═══ Records shown

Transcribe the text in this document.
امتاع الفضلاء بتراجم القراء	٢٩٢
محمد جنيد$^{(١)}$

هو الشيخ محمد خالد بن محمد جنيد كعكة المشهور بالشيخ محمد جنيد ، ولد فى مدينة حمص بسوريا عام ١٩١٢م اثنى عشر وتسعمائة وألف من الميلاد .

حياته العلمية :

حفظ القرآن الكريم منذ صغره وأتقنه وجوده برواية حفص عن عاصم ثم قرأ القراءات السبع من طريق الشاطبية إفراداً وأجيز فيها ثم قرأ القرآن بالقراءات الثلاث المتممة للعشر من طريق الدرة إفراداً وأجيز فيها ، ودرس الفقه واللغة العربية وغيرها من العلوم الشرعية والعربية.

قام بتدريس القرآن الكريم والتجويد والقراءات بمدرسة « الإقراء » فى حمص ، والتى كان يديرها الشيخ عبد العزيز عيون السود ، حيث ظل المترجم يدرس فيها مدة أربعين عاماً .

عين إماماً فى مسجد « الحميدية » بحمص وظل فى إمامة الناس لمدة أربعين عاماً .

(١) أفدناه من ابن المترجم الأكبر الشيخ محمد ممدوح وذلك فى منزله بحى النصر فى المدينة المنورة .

══════
═══ Records shown

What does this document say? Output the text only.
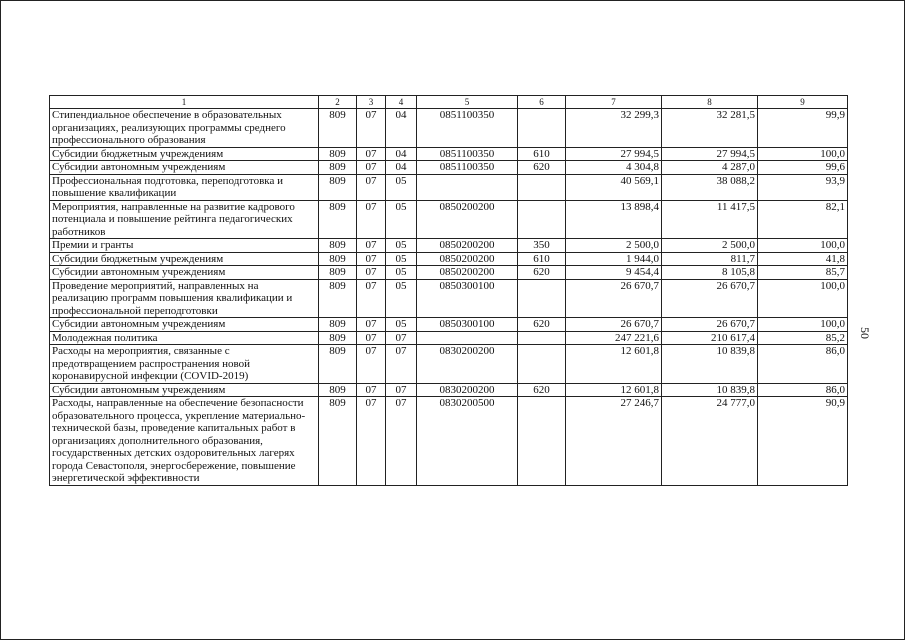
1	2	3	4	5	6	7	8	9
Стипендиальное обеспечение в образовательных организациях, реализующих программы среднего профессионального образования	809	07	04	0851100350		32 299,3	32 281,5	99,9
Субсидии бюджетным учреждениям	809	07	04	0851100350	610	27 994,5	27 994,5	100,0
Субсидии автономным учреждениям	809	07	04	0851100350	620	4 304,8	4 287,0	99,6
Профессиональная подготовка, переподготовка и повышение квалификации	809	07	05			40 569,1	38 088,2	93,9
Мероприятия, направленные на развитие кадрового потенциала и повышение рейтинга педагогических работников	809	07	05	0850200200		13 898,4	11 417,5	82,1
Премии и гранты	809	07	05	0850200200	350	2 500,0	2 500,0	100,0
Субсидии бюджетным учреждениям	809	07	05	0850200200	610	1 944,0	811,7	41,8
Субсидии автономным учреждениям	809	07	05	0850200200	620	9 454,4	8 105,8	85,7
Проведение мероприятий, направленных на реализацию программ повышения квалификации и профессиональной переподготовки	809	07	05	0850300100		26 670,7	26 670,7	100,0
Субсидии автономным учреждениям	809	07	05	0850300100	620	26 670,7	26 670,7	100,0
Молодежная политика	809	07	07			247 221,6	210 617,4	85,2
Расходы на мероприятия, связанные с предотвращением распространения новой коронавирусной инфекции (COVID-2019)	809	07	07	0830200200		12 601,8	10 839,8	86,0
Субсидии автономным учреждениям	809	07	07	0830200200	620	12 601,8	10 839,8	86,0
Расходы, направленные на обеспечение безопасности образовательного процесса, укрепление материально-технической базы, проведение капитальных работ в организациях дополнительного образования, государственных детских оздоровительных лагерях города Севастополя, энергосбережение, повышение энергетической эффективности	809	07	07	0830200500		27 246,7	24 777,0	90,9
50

══════

[The problem] Report how many lines of the listing above include the word "المترجم". Say nothing but the number.

[Expected answer] 2